### Data excerpts
────────────────────

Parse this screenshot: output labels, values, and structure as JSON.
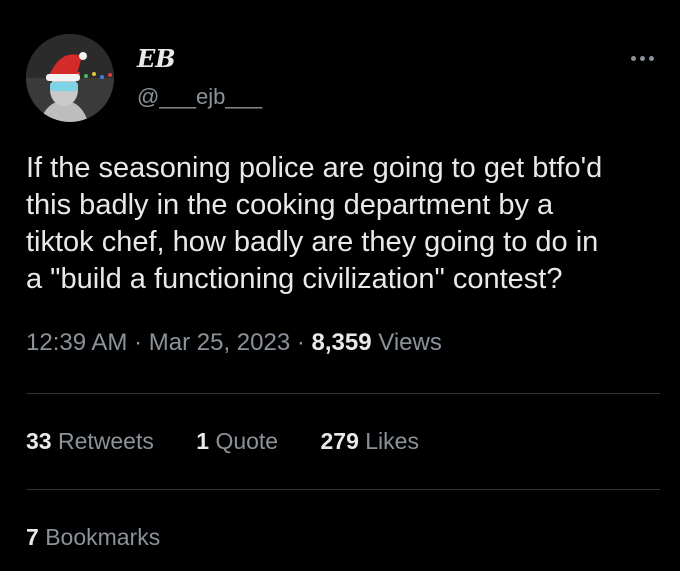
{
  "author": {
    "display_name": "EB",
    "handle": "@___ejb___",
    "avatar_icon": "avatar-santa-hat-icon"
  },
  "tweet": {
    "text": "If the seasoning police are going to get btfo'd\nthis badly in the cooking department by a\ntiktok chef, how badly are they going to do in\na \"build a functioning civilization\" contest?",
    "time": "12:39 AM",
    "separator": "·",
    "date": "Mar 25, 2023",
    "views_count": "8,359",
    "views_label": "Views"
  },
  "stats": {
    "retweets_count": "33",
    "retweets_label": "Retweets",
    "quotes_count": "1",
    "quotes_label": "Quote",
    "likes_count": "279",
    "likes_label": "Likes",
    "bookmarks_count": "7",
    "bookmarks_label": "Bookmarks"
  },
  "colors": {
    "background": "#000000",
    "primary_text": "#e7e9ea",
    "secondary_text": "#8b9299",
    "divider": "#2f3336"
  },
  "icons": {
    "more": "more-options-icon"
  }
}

────────────────────

### DIRECTIONS FOR THIS TASK
Produce an exact copy of each line of data, skipping embedded images.

### FULL OUTPUT
Parse this screenshot: output labels, values, and structure as JSON.
{
  "author": {
    "display_name": "EB",
    "handle": "@___ejb___",
    "avatar_icon": "avatar-santa-hat-icon"
  },
  "tweet": {
    "text": "If the seasoning police are going to get btfo'd\nthis badly in the cooking department by a\ntiktok chef, how badly are they going to do in\na \"build a functioning civilization\" contest?",
    "time": "12:39 AM",
    "separator": "·",
    "date": "Mar 25, 2023",
    "views_count": "8,359",
    "views_label": "Views"
  },
  "stats": {
    "retweets_count": "33",
    "retweets_label": "Retweets",
    "quotes_count": "1",
    "quotes_label": "Quote",
    "likes_count": "279",
    "likes_label": "Likes",
    "bookmarks_count": "7",
    "bookmarks_label": "Bookmarks"
  },
  "colors": {
    "background": "#000000",
    "primary_text": "#e7e9ea",
    "secondary_text": "#8b9299",
    "divider": "#2f3336"
  },
  "icons": {
    "more": "more-options-icon"
  }
}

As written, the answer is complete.